Chart and figure data
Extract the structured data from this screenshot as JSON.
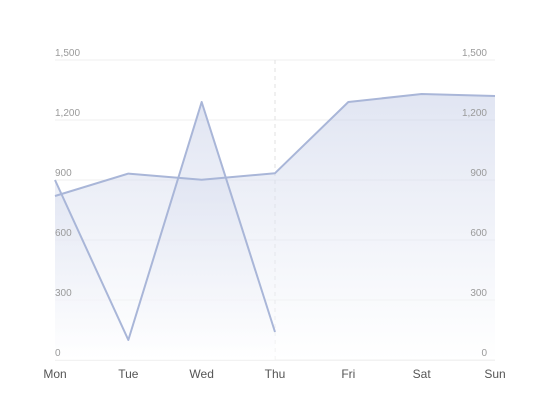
{
  "chart_data": {
    "type": "area",
    "categories": [
      "Mon",
      "Tue",
      "Wed",
      "Thu",
      "Fri",
      "Sat",
      "Sun"
    ],
    "series": [
      {
        "values": [
          820,
          932,
          901,
          934,
          1290,
          1330,
          1320
        ]
      },
      {
        "values": [
          900,
          100,
          1290,
          140,
          null,
          null,
          null
        ]
      }
    ],
    "ylim": [
      0,
      1500
    ],
    "yticks": [
      "0",
      "300",
      "600",
      "900",
      "1,200",
      "1,500"
    ],
    "yticks_right": [
      "0",
      "300",
      "600",
      "900",
      "1,200",
      "1,500"
    ],
    "grid": true,
    "colors": {
      "line": "#a9b6d8",
      "area_top": "#c8d0e8",
      "area_bottom": "#ffffff",
      "grid": "#efefef",
      "axis": "#e6e6e6",
      "marker": "#e0e0e0"
    },
    "marker_category": "Thu"
  }
}
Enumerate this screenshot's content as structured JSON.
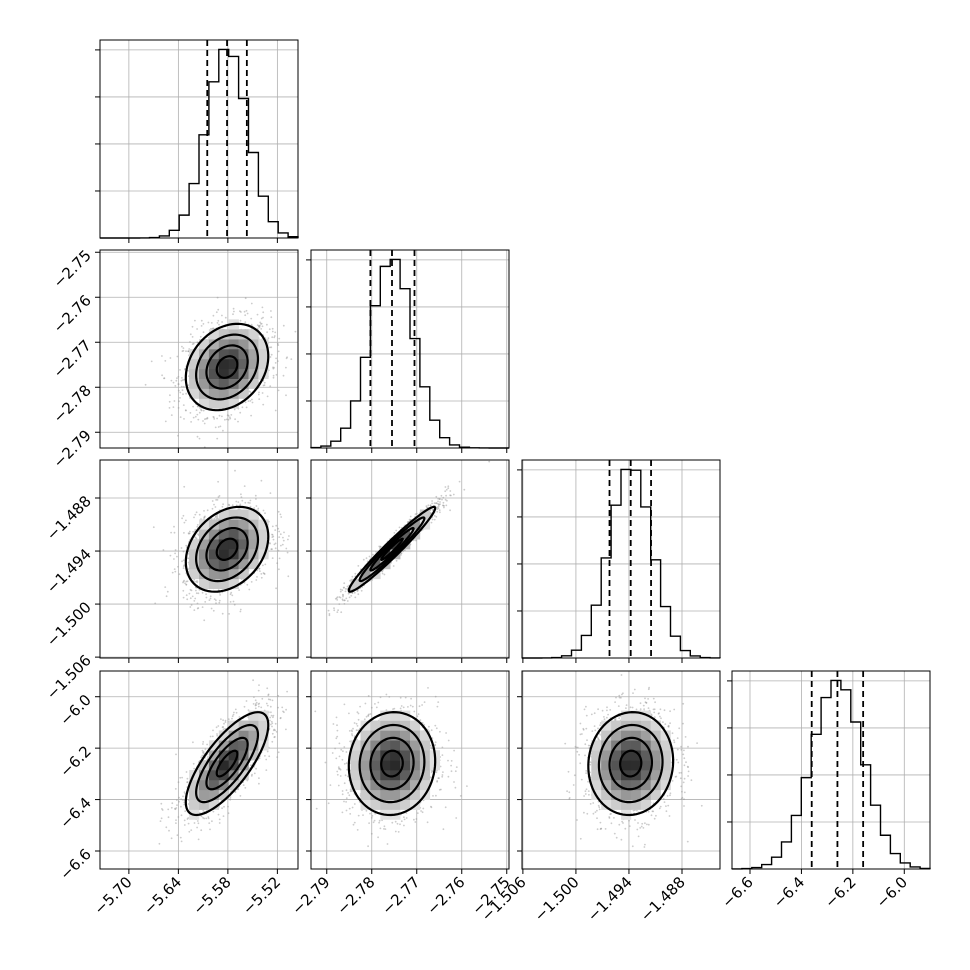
{
  "chart_data": {
    "type": "corner",
    "grid": true,
    "parameters": [
      {
        "range": [
          -5.735,
          -5.495
        ],
        "mean": -5.581,
        "std": 0.025,
        "quantiles": [
          -5.605,
          -5.581,
          -5.557
        ],
        "ticks": [
          -5.7,
          -5.64,
          -5.58,
          -5.52
        ],
        "tick_labels": [
          "−5.70",
          "−5.64",
          "−5.58",
          "−5.52"
        ]
      },
      {
        "range": [
          -2.7935,
          -2.7495
        ],
        "mean": -2.7755,
        "std": 0.0048,
        "quantiles": [
          -2.7803,
          -2.7755,
          -2.7705
        ],
        "ticks": [
          -2.79,
          -2.78,
          -2.77,
          -2.76,
          -2.75
        ],
        "tick_labels": [
          "−2.79",
          "−2.78",
          "−2.77",
          "−2.76",
          "−2.75"
        ]
      },
      {
        "range": [
          -1.5061,
          -1.4837
        ],
        "mean": -1.4938,
        "std": 0.0024,
        "quantiles": [
          -1.4962,
          -1.4938,
          -1.4915
        ],
        "ticks": [
          -1.506,
          -1.5,
          -1.494,
          -1.488
        ],
        "tick_labels": [
          "−1.506",
          "−1.500",
          "−1.494",
          "−1.488"
        ]
      },
      {
        "range": [
          -6.67,
          -5.9
        ],
        "mean": -6.26,
        "std": 0.1,
        "quantiles": [
          -6.36,
          -6.26,
          -6.16
        ],
        "ticks": [
          -6.6,
          -6.4,
          -6.2,
          -6.0
        ],
        "tick_labels": [
          "−6.6",
          "−6.4",
          "−6.2",
          "−6.0"
        ]
      }
    ],
    "correlations": [
      [
        1.0,
        0.25,
        0.3,
        0.75
      ],
      [
        0.25,
        1.0,
        0.97,
        0.05
      ],
      [
        0.3,
        0.97,
        1.0,
        0.05
      ],
      [
        0.75,
        0.05,
        0.05,
        1.0
      ]
    ],
    "histogram_bins": 20,
    "contour_levels_sigma": [
      0.5,
      1.0,
      1.5,
      2.0
    ]
  }
}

→ What to do: Return the listing above in full and without alteration, excluding its pictures.

→ Solution to this problem:
Extract the structured data from this screenshot as JSON.
{
  "chart_data": {
    "type": "area",
    "categories": [
      "Mon",
      "Tue",
      "Wed",
      "Thu",
      "Fri",
      "Sat",
      "Sun"
    ],
    "series": [
      {
        "values": [
          820,
          932,
          901,
          934,
          1290,
          1330,
          1320
        ]
      },
      {
        "values": [
          900,
          100,
          1290,
          140,
          null,
          null,
          null
        ]
      }
    ],
    "ylim": [
      0,
      1500
    ],
    "yticks": [
      "0",
      "300",
      "600",
      "900",
      "1,200",
      "1,500"
    ],
    "yticks_right": [
      "0",
      "300",
      "600",
      "900",
      "1,200",
      "1,500"
    ],
    "grid": true,
    "colors": {
      "line": "#a9b6d8",
      "area_top": "#c8d0e8",
      "area_bottom": "#ffffff",
      "grid": "#efefef",
      "axis": "#e6e6e6",
      "marker": "#e0e0e0"
    },
    "marker_category": "Thu"
  }
}
Enumerate this screenshot's content as structured JSON.
{
  "chart_data": {
    "type": "corner",
    "grid": true,
    "parameters": [
      {
        "range": [
          -5.735,
          -5.495
        ],
        "mean": -5.581,
        "std": 0.025,
        "quantiles": [
          -5.605,
          -5.581,
          -5.557
        ],
        "ticks": [
          -5.7,
          -5.64,
          -5.58,
          -5.52
        ],
        "tick_labels": [
          "−5.70",
          "−5.64",
          "−5.58",
          "−5.52"
        ]
      },
      {
        "range": [
          -2.7935,
          -2.7495
        ],
        "mean": -2.7755,
        "std": 0.0048,
        "quantiles": [
          -2.7803,
          -2.7755,
          -2.7705
        ],
        "ticks": [
          -2.79,
          -2.78,
          -2.77,
          -2.76,
          -2.75
        ],
        "tick_labels": [
          "−2.79",
          "−2.78",
          "−2.77",
          "−2.76",
          "−2.75"
        ]
      },
      {
        "range": [
          -1.5061,
          -1.4837
        ],
        "mean": -1.4938,
        "std": 0.0024,
        "quantiles": [
          -1.4962,
          -1.4938,
          -1.4915
        ],
        "ticks": [
          -1.506,
          -1.5,
          -1.494,
          -1.488
        ],
        "tick_labels": [
          "−1.506",
          "−1.500",
          "−1.494",
          "−1.488"
        ]
      },
      {
        "range": [
          -6.67,
          -5.9
        ],
        "mean": -6.26,
        "std": 0.1,
        "quantiles": [
          -6.36,
          -6.26,
          -6.16
        ],
        "ticks": [
          -6.6,
          -6.4,
          -6.2,
          -6.0
        ],
        "tick_labels": [
          "−6.6",
          "−6.4",
          "−6.2",
          "−6.0"
        ]
      }
    ],
    "correlations": [
      [
        1.0,
        0.25,
        0.3,
        0.75
      ],
      [
        0.25,
        1.0,
        0.97,
        0.05
      ],
      [
        0.3,
        0.97,
        1.0,
        0.05
      ],
      [
        0.75,
        0.05,
        0.05,
        1.0
      ]
    ],
    "histogram_bins": 20,
    "contour_levels_sigma": [
      0.5,
      1.0,
      1.5,
      2.0
    ]
  }
}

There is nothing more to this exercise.